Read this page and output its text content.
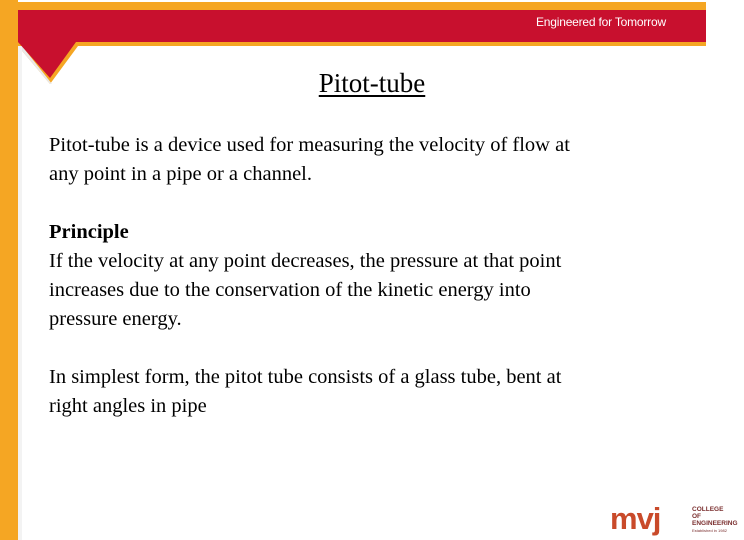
Engineered for Tomorrow
Pitot-tube

Pitot-tube is a device used for measuring the velocity of flow at

any point in a pipe or a channel.

Principle

If the velocity at any point decreases, the pressure at that point

increases due to the conservation of the kinetic energy into

pressure energy.

In simplest form, the pitot tube consists of a glass tube, bent at

right angles in pipe

mvj	COLLEGE OF
ENGINEERING
Established in 1982
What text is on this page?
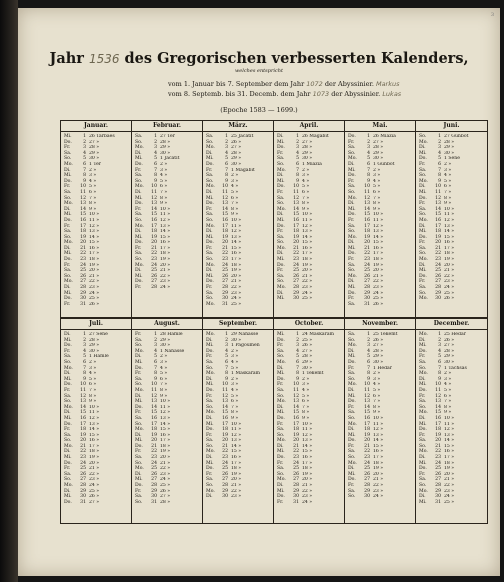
3
Jahr 1536 des Gregorischen verbesserten Kalenders,
welches entspricht
vom 1. Januar bis 7. September dem Jahr 1072 der Abyssinier. Markus
vom 8. Septemb. bis 31. Decemb. dem Jahr 1073 der Abyssinier. Lukas
(Epoche 1583 — 1699.)
Januar.
Mi.	1 26 Tarbaes
Do.	2 27 »
Fr.	3 28 »
Sa.	4 29 »
So.	5 30 »
Mo.	6 1 Ter
Di.	7 2 »
Mi.	8 3 »
Do.	9 4 »
Fr.	10 5 »
Sa.	11 6 »
So.	12 7 »
Mo.	13 8 »
Di.	14 9 »
Mi.	15 10 »
Do.	16 11 »
Fr.	17 12 »
Sa.	18 13 »
So.	19 14 »
Mo.	20 15 »
Di.	21 16 »
Mi.	22 17 »
Do.	23 18 »
Fr.	24 19 »
Sa.	25 20 »
So.	26 21 »
Mo.	27 22 »
Di.	28 23 »
Mi.	29 24 »
Do.	30 25 »
Fr.	31 26 »
Februar.
Sa.	1 27 Ter
So.	2 28 »
Mo.	3 29 »
Di.	4 30 »
Mi.	5 1 Jacatit
Do.	6 2 »
Fr.	7 3 »
Sa.	8 4 »
So.	9 5 »
Mo.	10 6 »
Di.	11 7 »
Mi.	12 8 »
Do.	13 9 »
Fr.	14 10 »
Sa.	15 11 »
So.	16 12 »
Mo.	17 13 »
Di.	18 14 »
Mi.	19 15 »
Do.	20 16 »
Fr.	21 17 »
Sa.	22 18 »
So.	23 19 »
Mo.	24 20 »
Di.	25 21 »
Mi.	26 22 »
Do.	27 23 »
Fr.	28 24 »
März.
Sa.	1 25 Jacatit
So.	2 26 »
Mo.	3 27 »
Di.	4 28 »
Mi.	5 29 »
Do.	6 30 »
Fr.	7 1 Magabit
Sa.	8 2 »
So.	9 3 »
Mo.	10 4 »
Di.	11 5 »
Mi.	12 6 »
Do.	13 7 »
Fr.	14 8 »
Sa.	15 9 »
So.	16 10 »
Mo.	17 11 »
Di.	18 12 »
Mi.	19 13 »
Do.	20 14 »
Fr.	21 15 »
Sa.	22 16 »
So.	23 17 »
Mo.	24 18 »
Di.	25 19 »
Mi.	26 20 »
Do.	27 21 »
Fr.	28 22 »
Sa.	29 23 »
So.	30 24 »
Mo.	31 25 »
April.
Di.	1 26 Magabit
Mi.	2 27 »
Do.	3 28 »
Fr.	4 29 »
Sa.	5 30 »
So.	6 1 Miazia
Mo.	7 2 »
Di.	8 3 »
Mi.	9 4 »
Do.	10 5 »
Fr.	11 6 »
Sa.	12 7 »
So.	13 8 »
Mo.	14 9 »
Di.	15 10 »
Mi.	16 11 »
Do.	17 12 »
Fr.	18 13 »
Sa.	19 14 »
So.	20 15 »
Mo.	21 16 »
Di.	22 17 »
Mi.	23 18 »
Do.	24 19 »
Fr.	25 20 »
Sa.	26 21 »
So.	27 22 »
Mo.	28 23 »
Di.	29 24 »
Mi.	30 25 »
Mai.
Do.	1 26 Miazia
Fr.	2 27 »
Sa.	3 28 »
So.	4 29 »
Mo.	5 30 »
Di.	6 1 Gunbot
Mi.	7 2 »
Do.	8 3 »
Fr.	9 4 »
Sa.	10 5 »
So.	11 6 »
Mo.	12 7 »
Di.	13 8 »
Mi.	14 9 »
Do.	15 10 »
Fr.	16 11 »
Sa.	17 12 »
So.	18 13 »
Mo.	19 14 »
Di.	20 15 »
Mi.	21 16 »
Do.	22 17 »
Fr.	23 18 »
Sa.	24 19 »
So.	25 20 »
Mo.	26 21 »
Di.	27 22 »
Mi.	28 23 »
Do.	29 24 »
Fr.	30 25 »
Sa.	31 26 »
Juni.
So.	1 27 Gunbot
Mo.	2 28 »
Di.	3 29 »
Mi.	4 30 »
Do.	5 1 Sene
Fr.	6 2 »
Sa.	7 3 »
So.	8 4 »
Mo.	9 5 »
Di.	10 6 »
Mi.	11 7 »
Do.	12 8 »
Fr.	13 9 »
Sa.	14 10 »
So.	15 11 »
Mo.	16 12 »
Di.	17 13 »
Mi.	18 14 »
Do.	19 15 »
Fr.	20 16 »
Sa.	21 17 »
So.	22 18 »
Mo.	23 19 »
Di.	24 20 »
Mi.	25 21 »
Do.	26 22 »
Fr.	27 23 »
Sa.	28 24 »
So.	29 25 »
Mo.	30 26 »
Juli.
Di.	1 27 Sene
Mi.	2 28 »
Do.	3 29 »
Fr.	4 30 »
Sa.	5 1 Hamle
So.	6 2 »
Mo.	7 3 »
Di.	8 4 »
Mi.	9 5 »
Do.	10 6 »
Fr.	11 7 »
Sa.	12 8 »
So.	13 9 »
Mo.	14 10 »
Di.	15 11 »
Mi.	16 12 »
Do.	17 13 »
Fr.	18 14 »
Sa.	19 15 »
So.	20 16 »
Mo.	21 17 »
Di.	22 18 »
Mi.	23 19 »
Do.	24 20 »
Fr.	25 21 »
Sa.	26 22 »
So.	27 23 »
Mo.	28 24 »
Di.	29 25 »
Mi.	30 26 »
Do.	31 27 »
August.
Fr.	1 28 Hamle
Sa.	2 29 »
So.	3 30 »
Mo.	4 1 Nahasse
Di.	5 2 »
Mi.	6 3 »
Do.	7 4 »
Fr.	8 5 »
Sa.	9 6 »
So.	10 7 »
Mo.	11 8 »
Di.	12 9 »
Mi.	13 10 »
Do.	14 11 »
Fr.	15 12 »
Sa.	16 13 »
So.	17 14 »
Mo.	18 15 »
Di.	19 16 »
Mi.	20 17 »
Do.	21 18 »
Fr.	22 19 »
Sa.	23 20 »
So.	24 21 »
Mo.	25 22 »
Di.	26 23 »
Mi.	27 24 »
Do.	28 25 »
Fr.	29 26 »
Sa.	30 27 »
So.	31 28 »
September.
Mo.	1 29 Nahasse
Di.	2 30 »
Mi.	3 1 Pagoumen
Do.	4 2 »
Fr.	5 3 »
Sa.	6 4 »
So.	7 5 »
Mo.	8 1 Maskaram
Di.	9 2 »
Mi.	10 3 »
Do.	11 4 »
Fr.	12 5 »
Sa.	13 6 »
So.	14 7 »
Mo.	15 8 »
Di.	16 9 »
Mi.	17 10 »
Do.	18 11 »
Fr.	19 12 »
Sa.	20 13 »
So.	21 14 »
Mo.	22 15 »
Di.	23 16 »
Mi.	24 17 »
Do.	25 18 »
Fr.	26 19 »
Sa.	27 20 »
So.	28 21 »
Mo.	29 22 »
Di.	30 23 »
October.
Mi.	1 24 Maskaram
Do.	2 25 »
Fr.	3 26 »
Sa.	4 27 »
So.	5 28 »
Mo.	6 29 »
Di.	7 30 »
Mi.	8 1 Tekemt
Do.	9 2 »
Fr.	10 3 »
Sa.	11 4 »
So.	12 5 »
Mo.	13 6 »
Di.	14 7 »
Mi.	15 8 »
Do.	16 9 »
Fr.	17 10 »
Sa.	18 11 »
So.	19 12 »
Mo.	20 13 »
Di.	21 14 »
Mi.	22 15 »
Do.	23 16 »
Fr.	24 17 »
Sa.	25 18 »
So.	26 19 »
Mo.	27 20 »
Di.	28 21 »
Mi.	29 22 »
Do.	30 23 »
Fr.	31 24 »
November.
Sa.	1 25 Tekemt
So.	2 26 »
Mo.	3 27 »
Di.	4 28 »
Mi.	5 29 »
Do.	6 30 »
Fr.	7 1 Hedar
Sa.	8 2 »
So.	9 3 »
Mo.	10 4 »
Di.	11 5 »
Mi.	12 6 »
Do.	13 7 »
Fr.	14 8 »
Sa.	15 9 »
So.	16 10 »
Mo.	17 11 »
Di.	18 12 »
Mi.	19 13 »
Do.	20 14 »
Fr.	21 15 »
Sa.	22 16 »
So.	23 17 »
Mo.	24 18 »
Di.	25 19 »
Mi.	26 20 »
Do.	27 21 »
Fr.	28 22 »
Sa.	29 23 »
So.	30 24 »
December.
Mo.	1 25 Hedar
Di.	2 26 »
Mi.	3 27 »
Do.	4 28 »
Fr.	5 29 »
Sa.	6 30 »
So.	7 1 Tachsas
Mo.	8 2 »
Di.	9 3 »
Mi.	10 4 »
Do.	11 5 »
Fr.	12 6 »
Sa.	13 7 »
So.	14 8 »
Mo.	15 9 »
Di.	16 10 »
Mi.	17 11 »
Do.	18 12 »
Fr.	19 13 »
Sa.	20 14 »
So.	21 15 »
Mo.	22 16 »
Di.	23 17 »
Mi.	24 18 »
Do.	25 19 »
Fr.	26 20 »
Sa.	27 21 »
So.	28 22 »
Mo.	29 23 »
Di.	30 24 »
Mi.	31 25 »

☆ ☆ ☆ ☆

Short task ▸ State, as a number only, how many lines in the entries include "this".

Task solution ▸ 2